▶ _Aim_
Transcribe the material in full. Nothing should differ except that the pictures are left out.

▶ _Source records_

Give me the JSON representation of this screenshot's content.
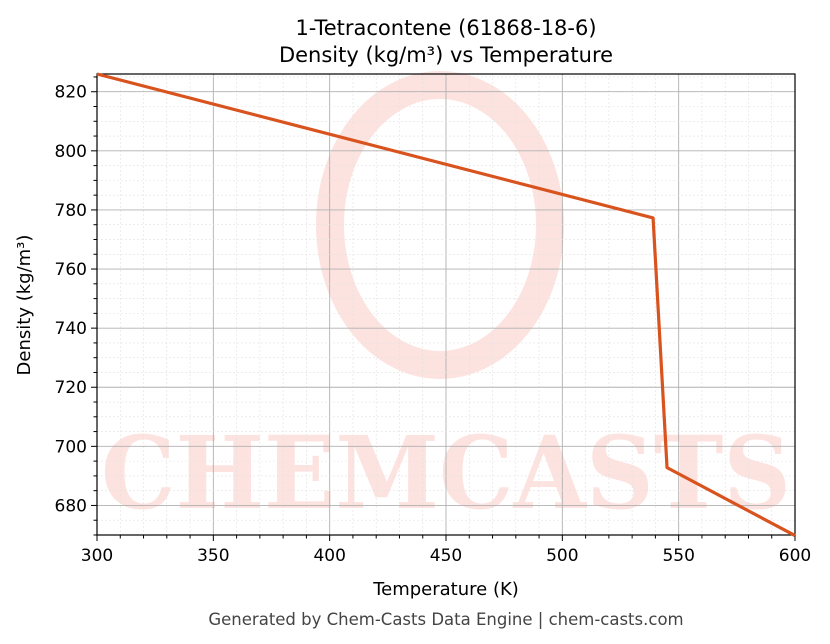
{
  "chart_data": {
    "type": "line",
    "title": "1-Tetracontene (61868-18-6)",
    "subtitle": "Density (kg/m³) vs Temperature",
    "xlabel": "Temperature (K)",
    "ylabel": "Density (kg/m³)",
    "xlim": [
      300,
      600
    ],
    "ylim": [
      670,
      826
    ],
    "xticks": [
      300,
      350,
      400,
      450,
      500,
      550,
      600
    ],
    "yticks": [
      680,
      700,
      720,
      740,
      760,
      780,
      800,
      820
    ],
    "grid": true,
    "series": [
      {
        "name": "Density",
        "color": "#d9531e",
        "x": [
          300,
          539,
          545,
          600
        ],
        "y": [
          826,
          777.3,
          692.8,
          669.8
        ]
      }
    ]
  },
  "watermark": "CHEMCASTS",
  "footer": "Generated by Chem-Casts Data Engine | chem-casts.com"
}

▶ _Solution to this problem_
Give me the JSON representation of this screenshot's content.
{
  "chart_data": {
    "type": "line",
    "title": "1-Tetracontene (61868-18-6)",
    "subtitle": "Density (kg/m³) vs Temperature",
    "xlabel": "Temperature (K)",
    "ylabel": "Density (kg/m³)",
    "xlim": [
      300,
      600
    ],
    "ylim": [
      670,
      826
    ],
    "xticks": [
      300,
      350,
      400,
      450,
      500,
      550,
      600
    ],
    "yticks": [
      680,
      700,
      720,
      740,
      760,
      780,
      800,
      820
    ],
    "grid": true,
    "series": [
      {
        "name": "Density",
        "color": "#d9531e",
        "x": [
          300,
          539,
          545,
          600
        ],
        "y": [
          826,
          777.3,
          692.8,
          669.8
        ]
      }
    ]
  },
  "watermark": "CHEMCASTS",
  "footer": "Generated by Chem-Casts Data Engine | chem-casts.com"
}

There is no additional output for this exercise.